Comme le disait le premier ministre canadien Mackenzie King en 1935 : "Tant que le contrôle de l'argent et du crédit n'aura pas été restitué au gouvernement et reconnu comme sa responsabilité la plus évidente et la plus sacrée, il est vain de parler de démocratie et de souveraineté du parlement."

Puisqu'il est prouvé qu'il n'y aurait aucun danger d'inflation, et que cela résoudrait tous les problèmes financiers pour l'administration du pays, le gouvernement fédéral doit agir immédiatement, et reprendre l'exercice de la création de l'argent pour le pays. Le gouvernement d'Ottawa ne doit plus endurer une seule minute de plus cette dictature d'argent-dette imposée par les banques privées, qui a fait souffrir trop longtemps et inutilement toute la population canadienne.

Si Ottawa n'agit pas que les provinces instituent un crédit financier provincial

Les dix gouvernements provinciaux, et toute la population canadienne, doivent faire pression sur le gouvernement fédéral pour qu'il établisse un système de comptabilité nationale, un crédit financier pour mettre en œuvre les possibilités de production du pays et répondre aux besoins de la population canadienne.

• DONNÉES:
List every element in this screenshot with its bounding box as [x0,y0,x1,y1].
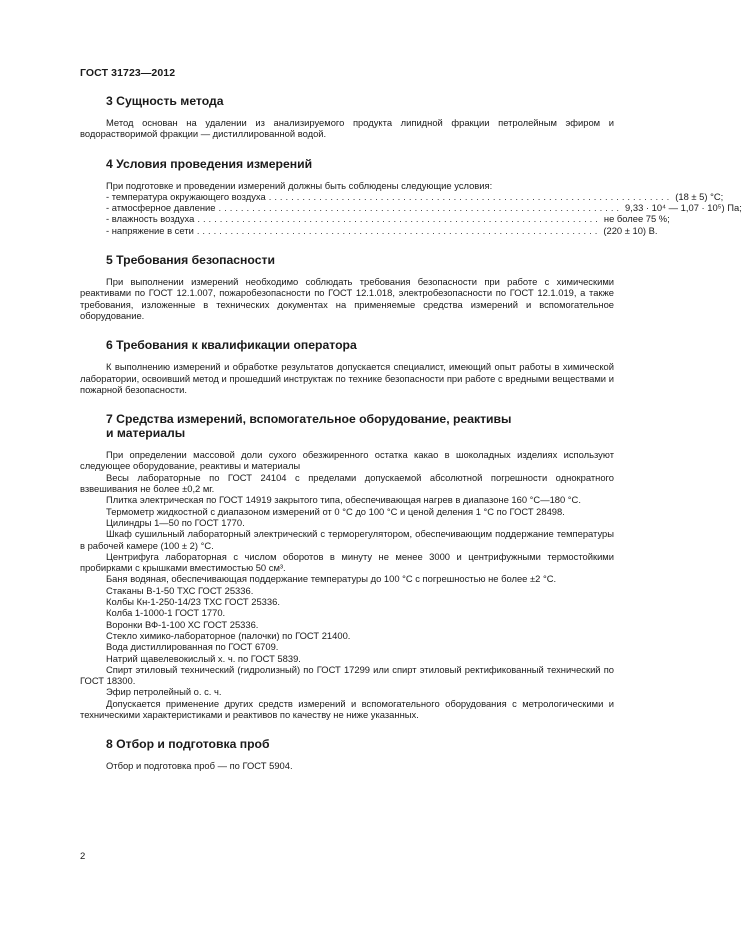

• TÂCHE ÉCRITE A: Recopiez tout le passage de l'extrait sur la création de l'argent, de « Les dix gouvernements » jusqu'à « de la population canadienne. ».
• TÂCHE ÉCRITE B: Rédigez, s'il vous plaît, la suite de l'extrait sur la création de l'argent, à partir de sa dernière phrase.
Les données n'ont aucun rôle dans ce travail.

• RÉSULTAT A:
Les dix gouvernements provinciaux, et toute la population canadienne, doivent faire pression sur le gouvernement fédéral pour qu'il établisse un système de comptabilité nationale, un crédit financier pour mettre en œuvre les possibilités de production du pays et répondre aux besoins de la population canadienne.

• RÉSULTAT B:
Mais si malgré tout Ottawa ne veut pas agir, et préfère rester soumis aux ordres de la Haute Finance, les Canadiens doivent-ils se résigner à subir éternellement la dictature de l'argent-dette des banquiers ? Non, il existe encore les dix gouvernements provinciaux, qui eux aussi ont le pouvoir de faire des lois.

En fait, même si Ottawa ne veut pas agir, les dix provinces n'ont aucune raison de rester les esclaves du système financier : chacune d'entre elles n'a qu'à instituer ce qu'Ottawa refuse de faire, c'est-à-dire un système de comptabilité, de crédit financier mais cette fois-ci provincialement, à la grandeur de la province, pour mettre en œuvre la capacité de production de la province.

Au lieu d'être un Office de crédit national, ce serait un Office de crédit provincial, mais le fonctionnement resterait fondamentalement le même, puisque dans les deux cas, il ne s'agit que de comptabiliser la production et la consommation à l'échelle du pays pour l'un, et à l'échelle d'une province pour l'autre.

Aucun problème constitutionnel

Et tout cela serait parfaitement constitutionnel : même si la Constitution du Canada réserve au gouvernement fédéral la juridiction sur les activités bancaires et la frappe de la monnaie, cela n'empêche nullement les provinces d'utiliser ce qui leur appartient déjà leur propre capacité de production. Car tout ce dont il est question lorsqu'on parle d'un Office de crédit provincial, c'est de tenir une comptabilité exacte de la production et de la consommation dans la province. Et pour compter, on n'a pas besoin de banques ni de billets, on n'a besoin que de chiffres.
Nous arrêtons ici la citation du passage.